● **Exercise goal**
Could you copy, word for word, only the lines from the one containing "Convert this screenshot" through the last line of the records below, both included?

● **Given entries**

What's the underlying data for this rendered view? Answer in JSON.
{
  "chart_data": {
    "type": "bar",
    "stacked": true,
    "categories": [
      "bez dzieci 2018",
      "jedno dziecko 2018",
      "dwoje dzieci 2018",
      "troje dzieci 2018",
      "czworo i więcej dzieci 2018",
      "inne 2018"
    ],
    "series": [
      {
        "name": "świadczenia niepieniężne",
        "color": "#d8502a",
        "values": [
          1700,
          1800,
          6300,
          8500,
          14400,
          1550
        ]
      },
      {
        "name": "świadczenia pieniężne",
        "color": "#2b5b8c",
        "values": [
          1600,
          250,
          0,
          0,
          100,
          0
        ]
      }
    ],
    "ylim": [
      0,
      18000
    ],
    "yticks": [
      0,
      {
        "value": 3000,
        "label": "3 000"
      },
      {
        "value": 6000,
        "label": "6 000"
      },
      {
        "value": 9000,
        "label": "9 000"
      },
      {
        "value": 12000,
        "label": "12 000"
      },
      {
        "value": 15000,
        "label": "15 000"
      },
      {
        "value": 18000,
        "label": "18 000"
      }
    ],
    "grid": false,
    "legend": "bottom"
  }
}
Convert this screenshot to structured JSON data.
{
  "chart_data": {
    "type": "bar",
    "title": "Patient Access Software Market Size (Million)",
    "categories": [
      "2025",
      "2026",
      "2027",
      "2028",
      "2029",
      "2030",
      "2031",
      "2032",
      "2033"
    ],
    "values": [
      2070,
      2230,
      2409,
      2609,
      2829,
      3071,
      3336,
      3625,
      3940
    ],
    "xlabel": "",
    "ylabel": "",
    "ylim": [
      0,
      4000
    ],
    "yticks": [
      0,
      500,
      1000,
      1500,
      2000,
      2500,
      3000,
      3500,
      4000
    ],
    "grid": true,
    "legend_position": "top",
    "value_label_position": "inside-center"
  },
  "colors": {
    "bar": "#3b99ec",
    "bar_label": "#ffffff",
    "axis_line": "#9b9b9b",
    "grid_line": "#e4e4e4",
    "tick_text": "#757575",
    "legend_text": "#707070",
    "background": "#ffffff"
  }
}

● **Response to the task**
Convert this screenshot to structured JSON data.
{
  "chart_data": {
    "type": "bar",
    "title": "Patient Access Software Market Size (Million)",
    "categories": [
      "2025",
      "2026",
      "2027",
      "2028",
      "2029",
      "2030",
      "2031",
      "2032",
      "2033"
    ],
    "values": [
      2070,
      2230,
      2409,
      2609,
      2829,
      3071,
      3336,
      3625,
      3940
    ],
    "xlabel": "",
    "ylabel": "",
    "ylim": [
      0,
      4000
    ],
    "yticks": [
      0,
      500,
      1000,
      1500,
      2000,
      2500,
      3000,
      3500,
      4000
    ],
    "grid": true,
    "legend_position": "top",
    "value_label_position": "inside-center"
  },
  "colors": {
    "bar": "#3b99ec",
    "bar_label": "#ffffff",
    "axis_line": "#9b9b9b",
    "grid_line": "#e4e4e4",
    "tick_text": "#757575",
    "legend_text": "#707070",
    "background": "#ffffff"
  }
}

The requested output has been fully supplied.